* START *
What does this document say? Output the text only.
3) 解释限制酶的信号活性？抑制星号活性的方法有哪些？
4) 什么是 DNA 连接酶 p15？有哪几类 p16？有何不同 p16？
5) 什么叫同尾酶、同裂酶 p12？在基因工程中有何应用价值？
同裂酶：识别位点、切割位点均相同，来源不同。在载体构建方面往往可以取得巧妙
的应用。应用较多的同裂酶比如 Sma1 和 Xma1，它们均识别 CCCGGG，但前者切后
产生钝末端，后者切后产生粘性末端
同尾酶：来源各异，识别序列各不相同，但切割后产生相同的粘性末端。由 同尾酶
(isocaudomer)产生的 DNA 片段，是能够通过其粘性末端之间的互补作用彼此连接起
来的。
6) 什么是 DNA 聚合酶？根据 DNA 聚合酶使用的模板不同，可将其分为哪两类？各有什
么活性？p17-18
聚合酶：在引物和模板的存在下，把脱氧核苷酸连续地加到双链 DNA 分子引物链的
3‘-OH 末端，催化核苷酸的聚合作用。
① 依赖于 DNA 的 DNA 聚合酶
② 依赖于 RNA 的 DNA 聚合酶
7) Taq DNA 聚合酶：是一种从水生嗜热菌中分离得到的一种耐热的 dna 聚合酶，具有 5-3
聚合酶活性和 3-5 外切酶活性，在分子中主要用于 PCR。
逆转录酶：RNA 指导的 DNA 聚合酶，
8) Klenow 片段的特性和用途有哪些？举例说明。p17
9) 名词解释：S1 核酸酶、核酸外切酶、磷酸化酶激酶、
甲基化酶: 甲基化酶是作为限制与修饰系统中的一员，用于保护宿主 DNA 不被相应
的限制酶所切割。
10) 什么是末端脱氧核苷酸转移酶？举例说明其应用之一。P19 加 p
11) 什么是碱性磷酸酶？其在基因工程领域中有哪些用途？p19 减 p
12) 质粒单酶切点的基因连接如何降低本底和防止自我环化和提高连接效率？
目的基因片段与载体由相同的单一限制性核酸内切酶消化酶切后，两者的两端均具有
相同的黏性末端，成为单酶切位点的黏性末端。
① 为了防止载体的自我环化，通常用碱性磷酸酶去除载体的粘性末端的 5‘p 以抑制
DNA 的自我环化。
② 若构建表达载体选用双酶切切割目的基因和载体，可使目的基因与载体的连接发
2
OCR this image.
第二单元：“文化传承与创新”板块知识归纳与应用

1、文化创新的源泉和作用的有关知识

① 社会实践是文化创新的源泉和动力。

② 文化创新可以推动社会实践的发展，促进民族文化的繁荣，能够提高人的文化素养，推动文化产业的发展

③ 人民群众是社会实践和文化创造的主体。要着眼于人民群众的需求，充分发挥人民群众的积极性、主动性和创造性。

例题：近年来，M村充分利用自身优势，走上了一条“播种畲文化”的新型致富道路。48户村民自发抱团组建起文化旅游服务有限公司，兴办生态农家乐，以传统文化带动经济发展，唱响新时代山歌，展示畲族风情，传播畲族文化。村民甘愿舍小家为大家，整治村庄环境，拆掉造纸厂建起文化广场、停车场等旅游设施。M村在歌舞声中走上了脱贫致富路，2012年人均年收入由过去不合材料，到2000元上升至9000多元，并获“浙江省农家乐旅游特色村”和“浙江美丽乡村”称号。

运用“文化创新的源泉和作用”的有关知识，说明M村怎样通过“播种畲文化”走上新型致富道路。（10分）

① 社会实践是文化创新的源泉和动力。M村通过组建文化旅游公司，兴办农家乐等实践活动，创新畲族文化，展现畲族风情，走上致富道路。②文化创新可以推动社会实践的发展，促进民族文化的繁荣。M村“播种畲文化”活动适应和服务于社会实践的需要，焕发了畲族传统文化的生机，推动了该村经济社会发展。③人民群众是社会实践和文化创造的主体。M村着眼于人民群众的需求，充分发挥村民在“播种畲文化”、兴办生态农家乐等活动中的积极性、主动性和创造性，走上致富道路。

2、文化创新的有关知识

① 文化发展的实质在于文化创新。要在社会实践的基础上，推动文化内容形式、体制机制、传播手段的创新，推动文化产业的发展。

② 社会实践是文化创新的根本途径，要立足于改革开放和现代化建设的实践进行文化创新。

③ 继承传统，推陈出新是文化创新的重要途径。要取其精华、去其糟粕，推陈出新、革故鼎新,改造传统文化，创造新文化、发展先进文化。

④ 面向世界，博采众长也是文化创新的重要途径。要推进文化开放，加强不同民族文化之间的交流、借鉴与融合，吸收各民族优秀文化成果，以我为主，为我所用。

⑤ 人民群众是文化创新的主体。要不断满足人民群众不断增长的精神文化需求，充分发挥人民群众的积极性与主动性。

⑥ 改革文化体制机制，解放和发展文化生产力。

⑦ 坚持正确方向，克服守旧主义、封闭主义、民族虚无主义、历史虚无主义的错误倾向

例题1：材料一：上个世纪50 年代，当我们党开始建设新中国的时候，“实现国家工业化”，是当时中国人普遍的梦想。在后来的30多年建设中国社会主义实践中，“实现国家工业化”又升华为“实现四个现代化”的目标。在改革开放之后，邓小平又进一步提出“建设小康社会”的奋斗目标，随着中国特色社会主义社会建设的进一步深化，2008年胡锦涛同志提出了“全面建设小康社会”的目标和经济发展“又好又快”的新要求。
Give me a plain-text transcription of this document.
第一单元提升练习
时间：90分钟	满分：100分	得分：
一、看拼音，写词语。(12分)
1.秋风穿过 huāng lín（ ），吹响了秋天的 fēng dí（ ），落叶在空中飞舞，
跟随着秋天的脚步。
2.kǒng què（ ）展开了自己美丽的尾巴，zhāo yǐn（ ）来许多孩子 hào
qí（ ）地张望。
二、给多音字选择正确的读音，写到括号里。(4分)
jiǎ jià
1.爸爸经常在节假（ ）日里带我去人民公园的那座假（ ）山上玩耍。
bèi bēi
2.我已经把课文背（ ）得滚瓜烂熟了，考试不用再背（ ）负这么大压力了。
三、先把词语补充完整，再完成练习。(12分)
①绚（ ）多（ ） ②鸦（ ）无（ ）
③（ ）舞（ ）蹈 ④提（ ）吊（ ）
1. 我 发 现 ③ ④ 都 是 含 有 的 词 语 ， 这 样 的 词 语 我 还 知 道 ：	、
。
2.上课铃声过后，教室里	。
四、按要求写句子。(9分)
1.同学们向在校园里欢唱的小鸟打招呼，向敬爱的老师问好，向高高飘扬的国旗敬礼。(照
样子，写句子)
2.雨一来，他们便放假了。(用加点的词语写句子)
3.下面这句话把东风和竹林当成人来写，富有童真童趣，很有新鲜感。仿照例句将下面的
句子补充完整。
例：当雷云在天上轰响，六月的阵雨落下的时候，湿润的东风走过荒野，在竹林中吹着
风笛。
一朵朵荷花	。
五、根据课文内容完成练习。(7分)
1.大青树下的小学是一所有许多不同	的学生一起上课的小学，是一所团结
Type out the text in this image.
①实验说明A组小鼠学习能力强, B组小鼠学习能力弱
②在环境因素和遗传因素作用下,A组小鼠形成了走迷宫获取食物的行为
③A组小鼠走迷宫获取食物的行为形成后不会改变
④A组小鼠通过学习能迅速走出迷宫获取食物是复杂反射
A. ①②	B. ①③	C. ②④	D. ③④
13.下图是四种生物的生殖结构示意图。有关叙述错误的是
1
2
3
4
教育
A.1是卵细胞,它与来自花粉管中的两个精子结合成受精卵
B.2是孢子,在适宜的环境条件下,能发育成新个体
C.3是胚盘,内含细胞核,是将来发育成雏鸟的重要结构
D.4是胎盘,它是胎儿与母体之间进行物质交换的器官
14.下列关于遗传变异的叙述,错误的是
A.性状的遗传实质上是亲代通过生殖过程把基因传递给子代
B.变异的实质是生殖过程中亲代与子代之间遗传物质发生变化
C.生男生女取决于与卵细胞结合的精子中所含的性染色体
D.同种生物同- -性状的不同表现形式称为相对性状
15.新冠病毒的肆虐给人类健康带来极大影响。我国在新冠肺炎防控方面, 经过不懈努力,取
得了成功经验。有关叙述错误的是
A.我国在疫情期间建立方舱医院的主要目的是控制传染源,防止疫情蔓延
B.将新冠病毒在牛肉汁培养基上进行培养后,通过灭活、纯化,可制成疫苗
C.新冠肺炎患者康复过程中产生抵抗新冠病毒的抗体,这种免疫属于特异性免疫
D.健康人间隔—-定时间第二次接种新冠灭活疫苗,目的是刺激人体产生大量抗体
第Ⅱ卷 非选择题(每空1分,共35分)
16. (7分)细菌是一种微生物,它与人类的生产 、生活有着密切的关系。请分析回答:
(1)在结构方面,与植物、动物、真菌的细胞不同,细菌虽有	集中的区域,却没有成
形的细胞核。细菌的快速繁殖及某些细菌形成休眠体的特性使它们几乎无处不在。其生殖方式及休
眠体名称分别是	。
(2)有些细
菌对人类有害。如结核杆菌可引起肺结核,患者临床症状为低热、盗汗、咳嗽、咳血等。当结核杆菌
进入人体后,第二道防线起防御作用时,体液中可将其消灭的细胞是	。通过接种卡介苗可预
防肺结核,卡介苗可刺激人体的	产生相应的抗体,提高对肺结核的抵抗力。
* END *
■ **Set problem**:
From the listing above, copy all lines holding the word "播种畲文化".

■ **Written answer**:
例题：近年来，M村充分利用自身优势，走上了一条“播种畲文化”的新型致富道路。48户村民自发抱团组建起文化旅游服务有限公司，兴办生态农家乐，以传统文化带动经济发展，唱响新时代山歌，展示畲族风情，传播畲族文化。村民甘愿舍小家为大家，整治村庄环境，拆掉造纸厂建起文化广场、停车场等旅游设施。M村在歌舞声中走上了脱贫致富路，2012年人均年收入由过去不合材料，到2000元上升至9000多元，并获“浙江省农家乐旅游特色村”和“浙江美丽乡村”称号。
运用“文化创新的源泉和作用”的有关知识，说明M村怎样通过“播种畲文化”走上新型致富道路。（10分）
① 社会实践是文化创新的源泉和动力。M村通过组建文化旅游公司，兴办农家乐等实践活动，创新畲族文化，展现畲族风情，走上致富道路。②文化创新可以推动社会实践的发展，促进民族文化的繁荣。M村“播种畲文化”活动适应和服务于社会实践的需要，焕发了畲族传统文化的生机，推动了该村经济社会发展。③人民群众是社会实践和文化创造的主体。M村着眼于人民群众的需求，充分发挥村民在“播种畲文化”、兴办生态农家乐等活动中的积极性、主动性和创造性，走上致富道路。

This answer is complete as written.